◆ DATA PROVIDED
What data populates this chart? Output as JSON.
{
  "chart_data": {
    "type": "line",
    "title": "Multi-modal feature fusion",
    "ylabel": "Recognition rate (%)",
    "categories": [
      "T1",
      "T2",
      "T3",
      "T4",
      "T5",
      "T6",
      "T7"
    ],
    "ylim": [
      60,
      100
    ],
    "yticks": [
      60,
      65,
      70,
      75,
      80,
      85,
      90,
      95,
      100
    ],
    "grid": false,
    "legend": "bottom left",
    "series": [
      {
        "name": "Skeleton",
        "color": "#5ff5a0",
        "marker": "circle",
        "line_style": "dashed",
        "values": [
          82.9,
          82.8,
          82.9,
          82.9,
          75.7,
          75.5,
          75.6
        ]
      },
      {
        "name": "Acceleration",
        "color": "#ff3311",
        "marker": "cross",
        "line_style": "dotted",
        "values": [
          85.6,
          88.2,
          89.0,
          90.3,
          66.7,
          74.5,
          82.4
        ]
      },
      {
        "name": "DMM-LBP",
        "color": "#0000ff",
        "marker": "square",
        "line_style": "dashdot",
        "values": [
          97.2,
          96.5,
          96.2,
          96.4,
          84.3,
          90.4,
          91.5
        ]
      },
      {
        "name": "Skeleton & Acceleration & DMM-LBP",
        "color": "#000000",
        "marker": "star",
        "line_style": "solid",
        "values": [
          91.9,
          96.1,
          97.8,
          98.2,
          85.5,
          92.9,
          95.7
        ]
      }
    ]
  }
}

◆ WORK TO COMPLETE
In the entries above, find each line with the string "Skeleton" and copy it.

◆ THE RESPONSE
        "name": "Skeleton",
        "name": "Skeleton & Acceleration & DMM-LBP",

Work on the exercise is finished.